Below is the data. Give it again, complete and exact.

Dataset items:

* * * * * * * * *

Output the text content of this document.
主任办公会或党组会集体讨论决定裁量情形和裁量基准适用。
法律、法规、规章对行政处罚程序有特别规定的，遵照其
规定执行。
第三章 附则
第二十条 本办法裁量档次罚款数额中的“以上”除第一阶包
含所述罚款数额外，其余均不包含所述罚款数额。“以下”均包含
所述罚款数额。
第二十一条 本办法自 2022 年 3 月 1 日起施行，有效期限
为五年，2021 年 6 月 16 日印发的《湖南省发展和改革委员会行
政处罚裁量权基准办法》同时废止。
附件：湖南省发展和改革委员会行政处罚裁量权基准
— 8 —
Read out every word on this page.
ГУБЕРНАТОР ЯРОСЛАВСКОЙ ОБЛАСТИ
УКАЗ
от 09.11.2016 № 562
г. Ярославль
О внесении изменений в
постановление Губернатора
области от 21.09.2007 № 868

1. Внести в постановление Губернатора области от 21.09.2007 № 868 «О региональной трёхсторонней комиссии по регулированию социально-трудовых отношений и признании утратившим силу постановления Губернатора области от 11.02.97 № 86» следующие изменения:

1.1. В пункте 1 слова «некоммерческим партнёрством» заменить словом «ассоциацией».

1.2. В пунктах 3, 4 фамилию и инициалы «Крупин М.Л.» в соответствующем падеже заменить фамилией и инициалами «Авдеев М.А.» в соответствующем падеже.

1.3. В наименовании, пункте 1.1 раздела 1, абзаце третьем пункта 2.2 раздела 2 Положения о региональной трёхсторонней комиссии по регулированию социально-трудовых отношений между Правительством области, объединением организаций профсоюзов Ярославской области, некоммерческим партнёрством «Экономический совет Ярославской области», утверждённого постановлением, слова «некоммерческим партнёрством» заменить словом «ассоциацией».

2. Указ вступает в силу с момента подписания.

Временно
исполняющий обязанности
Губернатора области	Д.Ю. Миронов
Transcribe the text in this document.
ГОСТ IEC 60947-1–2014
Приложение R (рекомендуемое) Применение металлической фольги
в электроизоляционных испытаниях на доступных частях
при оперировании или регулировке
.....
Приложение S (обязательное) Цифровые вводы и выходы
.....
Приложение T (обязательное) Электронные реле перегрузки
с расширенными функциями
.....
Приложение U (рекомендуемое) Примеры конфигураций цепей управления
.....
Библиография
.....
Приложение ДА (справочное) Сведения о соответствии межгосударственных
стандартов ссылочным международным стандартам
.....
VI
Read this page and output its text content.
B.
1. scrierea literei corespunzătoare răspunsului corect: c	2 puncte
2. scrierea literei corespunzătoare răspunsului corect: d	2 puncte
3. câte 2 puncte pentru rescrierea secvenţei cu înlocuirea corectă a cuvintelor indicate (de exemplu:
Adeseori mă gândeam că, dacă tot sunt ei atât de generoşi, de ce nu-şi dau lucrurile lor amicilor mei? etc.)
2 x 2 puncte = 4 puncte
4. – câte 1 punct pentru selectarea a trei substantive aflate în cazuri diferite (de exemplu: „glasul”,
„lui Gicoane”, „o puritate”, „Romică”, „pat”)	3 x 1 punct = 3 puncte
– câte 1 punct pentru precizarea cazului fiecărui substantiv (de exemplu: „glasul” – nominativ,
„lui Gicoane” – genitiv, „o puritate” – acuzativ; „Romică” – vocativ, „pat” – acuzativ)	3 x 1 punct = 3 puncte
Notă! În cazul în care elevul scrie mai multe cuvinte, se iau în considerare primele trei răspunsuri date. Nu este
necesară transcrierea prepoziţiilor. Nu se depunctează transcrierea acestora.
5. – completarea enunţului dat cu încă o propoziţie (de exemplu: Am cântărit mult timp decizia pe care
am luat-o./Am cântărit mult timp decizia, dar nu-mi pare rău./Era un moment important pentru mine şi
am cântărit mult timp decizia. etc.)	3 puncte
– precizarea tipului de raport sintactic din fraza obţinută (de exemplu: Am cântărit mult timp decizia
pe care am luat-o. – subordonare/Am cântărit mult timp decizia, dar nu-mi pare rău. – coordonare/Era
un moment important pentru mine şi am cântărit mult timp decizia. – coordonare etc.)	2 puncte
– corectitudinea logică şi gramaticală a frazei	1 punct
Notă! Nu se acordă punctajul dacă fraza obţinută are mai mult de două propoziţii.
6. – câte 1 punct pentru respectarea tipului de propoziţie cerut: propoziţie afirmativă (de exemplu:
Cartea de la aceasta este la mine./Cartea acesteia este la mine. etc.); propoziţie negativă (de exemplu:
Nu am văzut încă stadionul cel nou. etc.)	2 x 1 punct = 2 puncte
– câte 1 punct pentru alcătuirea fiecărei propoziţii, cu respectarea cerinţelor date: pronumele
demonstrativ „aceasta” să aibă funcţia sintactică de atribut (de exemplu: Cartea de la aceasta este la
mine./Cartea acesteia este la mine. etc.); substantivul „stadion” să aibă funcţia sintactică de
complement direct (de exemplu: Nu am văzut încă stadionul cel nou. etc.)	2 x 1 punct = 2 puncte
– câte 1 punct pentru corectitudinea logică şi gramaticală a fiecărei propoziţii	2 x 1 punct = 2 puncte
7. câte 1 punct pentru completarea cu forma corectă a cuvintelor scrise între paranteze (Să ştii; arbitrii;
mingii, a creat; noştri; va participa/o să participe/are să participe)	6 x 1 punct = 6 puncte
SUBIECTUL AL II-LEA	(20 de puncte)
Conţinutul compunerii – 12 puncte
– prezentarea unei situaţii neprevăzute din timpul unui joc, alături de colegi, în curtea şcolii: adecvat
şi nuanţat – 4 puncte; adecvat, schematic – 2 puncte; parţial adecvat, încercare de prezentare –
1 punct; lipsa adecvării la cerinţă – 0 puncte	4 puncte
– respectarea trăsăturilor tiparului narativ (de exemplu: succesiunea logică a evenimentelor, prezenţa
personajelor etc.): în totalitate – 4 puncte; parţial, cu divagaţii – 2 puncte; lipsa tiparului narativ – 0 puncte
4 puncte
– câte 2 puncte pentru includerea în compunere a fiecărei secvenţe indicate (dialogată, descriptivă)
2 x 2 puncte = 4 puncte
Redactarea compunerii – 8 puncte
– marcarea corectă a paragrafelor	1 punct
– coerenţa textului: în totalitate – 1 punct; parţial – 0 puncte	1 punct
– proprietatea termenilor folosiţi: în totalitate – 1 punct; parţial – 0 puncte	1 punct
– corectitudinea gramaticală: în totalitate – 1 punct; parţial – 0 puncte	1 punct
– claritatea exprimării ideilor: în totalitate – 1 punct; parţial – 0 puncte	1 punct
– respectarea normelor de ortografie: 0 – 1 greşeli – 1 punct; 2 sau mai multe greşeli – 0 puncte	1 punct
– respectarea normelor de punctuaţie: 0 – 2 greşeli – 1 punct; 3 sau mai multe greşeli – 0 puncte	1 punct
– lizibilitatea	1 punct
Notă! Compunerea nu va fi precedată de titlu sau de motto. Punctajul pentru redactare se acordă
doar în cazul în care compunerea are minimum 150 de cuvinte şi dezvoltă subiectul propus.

* * * * * * * * *

• [Result]:
Output the text content of this document.
主任办公会或党组会集体讨论决定裁量情形和裁量基准适用。
法律、法规、规章对行政处罚程序有特别规定的，遵照其
规定执行。
第三章 附则
第二十条 本办法裁量档次罚款数额中的“以上”除第一阶包
含所述罚款数额外，其余均不包含所述罚款数额。“以下”均包含
所述罚款数额。
第二十一条 本办法自 2022 年 3 月 1 日起施行，有效期限
为五年，2021 年 6 月 16 日印发的《湖南省发展和改革委员会行
政处罚裁量权基准办法》同时废止。
附件：湖南省发展和改革委员会行政处罚裁量权基准
— 8 —
Read out every word on this page.
ГУБЕРНАТОР ЯРОСЛАВСКОЙ ОБЛАСТИ
УКАЗ
от 09.11.2016 № 562
г. Ярославль
О внесении изменений в
постановление Губернатора
области от 21.09.2007 № 868

1. Внести в постановление Губернатора области от 21.09.2007 № 868 «О региональной трёхсторонней комиссии по регулированию социально-трудовых отношений и признании утратившим силу постановления Губернатора области от 11.02.97 № 86» следующие изменения:

1.1. В пункте 1 слова «некоммерческим партнёрством» заменить словом «ассоциацией».

1.2. В пунктах 3, 4 фамилию и инициалы «Крупин М.Л.» в соответствующем падеже заменить фамилией и инициалами «Авдеев М.А.» в соответствующем падеже.

1.3. В наименовании, пункте 1.1 раздела 1, абзаце третьем пункта 2.2 раздела 2 Положения о региональной трёхсторонней комиссии по регулированию социально-трудовых отношений между Правительством области, объединением организаций профсоюзов Ярославской области, некоммерческим партнёрством «Экономический совет Ярославской области», утверждённого постановлением, слова «некоммерческим партнёрством» заменить словом «ассоциацией».

2. Указ вступает в силу с момента подписания.

Временно
исполняющий обязанности
Губернатора области	Д.Ю. Миронов
Transcribe the text in this document.
ГОСТ IEC 60947-1–2014
Приложение R (рекомендуемое) Применение металлической фольги
в электроизоляционных испытаниях на доступных частях
при оперировании или регулировке
.....
Приложение S (обязательное) Цифровые вводы и выходы
.....
Приложение T (обязательное) Электронные реле перегрузки
с расширенными функциями
.....
Приложение U (рекомендуемое) Примеры конфигураций цепей управления
.....
Библиография
.....
Приложение ДА (справочное) Сведения о соответствии межгосударственных
стандартов ссылочным международным стандартам
.....
VI
Read this page and output its text content.
B.
1. scrierea literei corespunzătoare răspunsului corect: c	2 puncte
2. scrierea literei corespunzătoare răspunsului corect: d	2 puncte
3. câte 2 puncte pentru rescrierea secvenţei cu înlocuirea corectă a cuvintelor indicate (de exemplu:
Adeseori mă gândeam că, dacă tot sunt ei atât de generoşi, de ce nu-şi dau lucrurile lor amicilor mei? etc.)
2 x 2 puncte = 4 puncte
4. – câte 1 punct pentru selectarea a trei substantive aflate în cazuri diferite (de exemplu: „glasul”,
„lui Gicoane”, „o puritate”, „Romică”, „pat”)	3 x 1 punct = 3 puncte
– câte 1 punct pentru precizarea cazului fiecărui substantiv (de exemplu: „glasul” – nominativ,
„lui Gicoane” – genitiv, „o puritate” – acuzativ; „Romică” – vocativ, „pat” – acuzativ)	3 x 1 punct = 3 puncte
Notă! În cazul în care elevul scrie mai multe cuvinte, se iau în considerare primele trei răspunsuri date. Nu este
necesară transcrierea prepoziţiilor. Nu se depunctează transcrierea acestora.
5. – completarea enunţului dat cu încă o propoziţie (de exemplu: Am cântărit mult timp decizia pe care
am luat-o./Am cântărit mult timp decizia, dar nu-mi pare rău./Era un moment important pentru mine şi
am cântărit mult timp decizia. etc.)	3 puncte
– precizarea tipului de raport sintactic din fraza obţinută (de exemplu: Am cântărit mult timp decizia
pe care am luat-o. – subordonare/Am cântărit mult timp decizia, dar nu-mi pare rău. – coordonare/Era
un moment important pentru mine şi am cântărit mult timp decizia. – coordonare etc.)	2 puncte
– corectitudinea logică şi gramaticală a frazei	1 punct
Notă! Nu se acordă punctajul dacă fraza obţinută are mai mult de două propoziţii.
6. – câte 1 punct pentru respectarea tipului de propoziţie cerut: propoziţie afirmativă (de exemplu:
Cartea de la aceasta este la mine./Cartea acesteia este la mine. etc.); propoziţie negativă (de exemplu:
Nu am văzut încă stadionul cel nou. etc.)	2 x 1 punct = 2 puncte
– câte 1 punct pentru alcătuirea fiecărei propoziţii, cu respectarea cerinţelor date: pronumele
demonstrativ „aceasta” să aibă funcţia sintactică de atribut (de exemplu: Cartea de la aceasta este la
mine./Cartea acesteia este la mine. etc.); substantivul „stadion” să aibă funcţia sintactică de
complement direct (de exemplu: Nu am văzut încă stadionul cel nou. etc.)	2 x 1 punct = 2 puncte
– câte 1 punct pentru corectitudinea logică şi gramaticală a fiecărei propoziţii	2 x 1 punct = 2 puncte
7. câte 1 punct pentru completarea cu forma corectă a cuvintelor scrise între paranteze (Să ştii; arbitrii;
mingii, a creat; noştri; va participa/o să participe/are să participe)	6 x 1 punct = 6 puncte
SUBIECTUL AL II-LEA	(20 de puncte)
Conţinutul compunerii – 12 puncte
– prezentarea unei situaţii neprevăzute din timpul unui joc, alături de colegi, în curtea şcolii: adecvat
şi nuanţat – 4 puncte; adecvat, schematic – 2 puncte; parţial adecvat, încercare de prezentare –
1 punct; lipsa adecvării la cerinţă – 0 puncte	4 puncte
– respectarea trăsăturilor tiparului narativ (de exemplu: succesiunea logică a evenimentelor, prezenţa
personajelor etc.): în totalitate – 4 puncte; parţial, cu divagaţii – 2 puncte; lipsa tiparului narativ – 0 puncte
4 puncte
– câte 2 puncte pentru includerea în compunere a fiecărei secvenţe indicate (dialogată, descriptivă)
2 x 2 puncte = 4 puncte
Redactarea compunerii – 8 puncte
– marcarea corectă a paragrafelor	1 punct
– coerenţa textului: în totalitate – 1 punct; parţial – 0 puncte	1 punct
– proprietatea termenilor folosiţi: în totalitate – 1 punct; parţial – 0 puncte	1 punct
– corectitudinea gramaticală: în totalitate – 1 punct; parţial – 0 puncte	1 punct
– claritatea exprimării ideilor: în totalitate – 1 punct; parţial – 0 puncte	1 punct
– respectarea normelor de ortografie: 0 – 1 greşeli – 1 punct; 2 sau mai multe greşeli – 0 puncte	1 punct
– respectarea normelor de punctuaţie: 0 – 2 greşeli – 1 punct; 3 sau mai multe greşeli – 0 puncte	1 punct
– lizibilitatea	1 punct
Notă! Compunerea nu va fi precedată de titlu sau de motto. Punctajul pentru redactare se acordă
doar în cazul în care compunerea are minimum 150 de cuvinte şi dezvoltă subiectul propus.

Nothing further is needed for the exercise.